Istruzioni di lavoro:
Nell'intervista sullo spettacolo dedicato a Leonardo, quanto dura il filmato con cui si apre lo spettacolo?

Testo estratto:
____________________
Per la prima volta, il mio spettacolo adopera due lingue: io recito in italiano rinascimentale e l’intervistatrice/intervistatore recita in inglese. Per il testo inglese è stata compiuta un’attenta opera “filologica”, prima trasponendo il linguaggio rinascimentale in italiano contemporaneo e, infine, in inglese. In questo modo, lo spettacolo è altamente fruibile ed efficace. Come avrebbe voluto lo stesso Leonardo, la cultura dev’essere sempre produttiva e mai sterilmente teorica. Attraverso questo mix linguistico, vengono preservati il suono, il segno ed il sogno di Leonardo.
 
Impiegherà qualche supporto audiovisivo nel suo spettacolo?
Sì, lo spettacolo si aprirà con un filmato di quattro minuti, una sorta di carrellata poetica e documentaria sulle invenzioni e le opere figurative di Leonardo. Ciò aiuterà il pubblico a familiarizzare con il terreno di confronto su cui si dipanerà l’intervista.
È stato influenzato nel suo lavoro da qualche precedente teatrale/filmico/televisivo?
Il mio spettacolo è assolutamente originale. Certo, alcuni possono avere in mente il Leonardo interpretato da Philippe Leroy nel 1971. Io, però, non ho guardato alla fiction, ma alla realtà storica. Leonardo, come tutti i geni, è un “contemporaneo”, ovvero, opera insieme al nostro tempo ma, simultaneamente, contro il nostro tempo. Anticipo, inoltre, che dalla rappresentazione scenica verrà tratto un libro. Mi sto accordando con un editore statunitense per la pubblicazione in inglese verso la fine dell’anno.   
 
Che cosa l’ha spinta alla realizzazione di un nuovo spettacolo su Leonardo?
Noi tutti abbiamo bisogno di Leonardo. Egli ci offre una visione unitaria del mondo. Per il genio toscano, l’arte è una buona pratica e la scienza è conoscenza: entrambe sono quanto mai indispensabili all’umanità di oggi.
Leonardo, nello spettacolo, si offre come inedito “eco-designer”, perché egli scopre che la Natura ci guida, sia quella interna sia quella esterna a noi. Egli sostiene la pace, ma non è un pacifista, egli è ecologico, ma non ecologista, fautore del progresso, ma non progressista. Leonardo è un potente antidoto contro le ideologie dei nostri tempi.
____________________
Dati di origine:

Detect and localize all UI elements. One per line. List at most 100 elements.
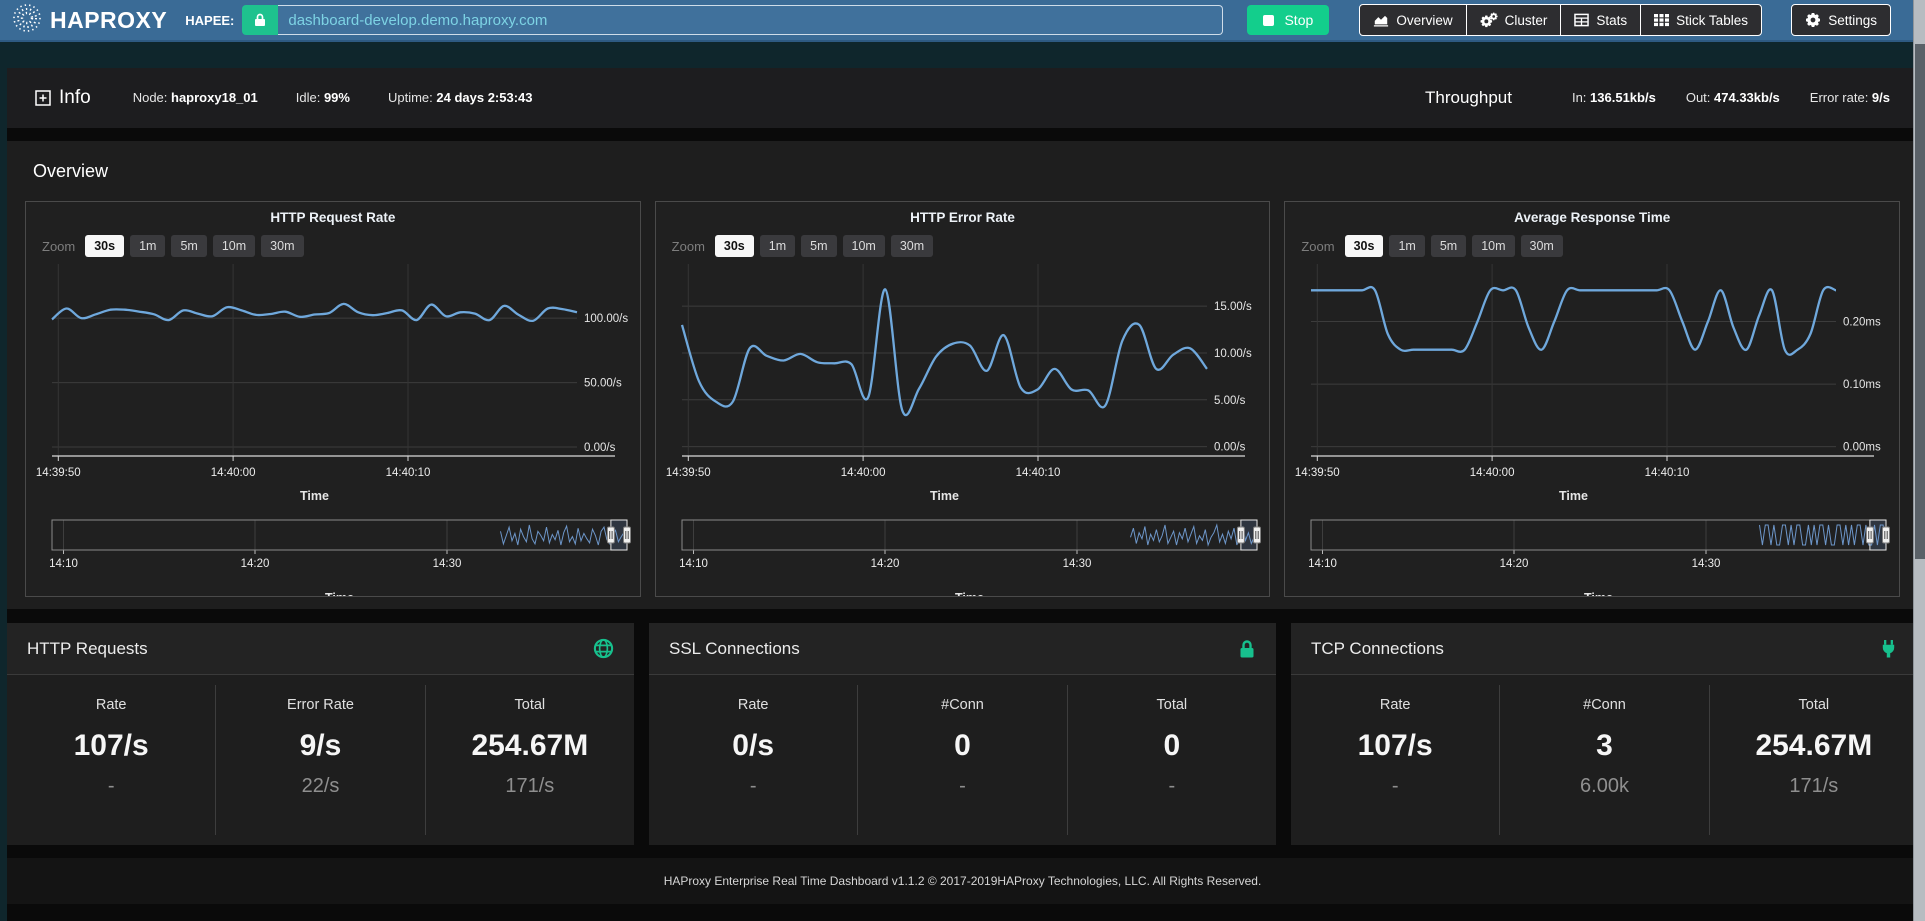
____________________
Risultato qui sotto:
Il filmato di apertura dura quattro minuti.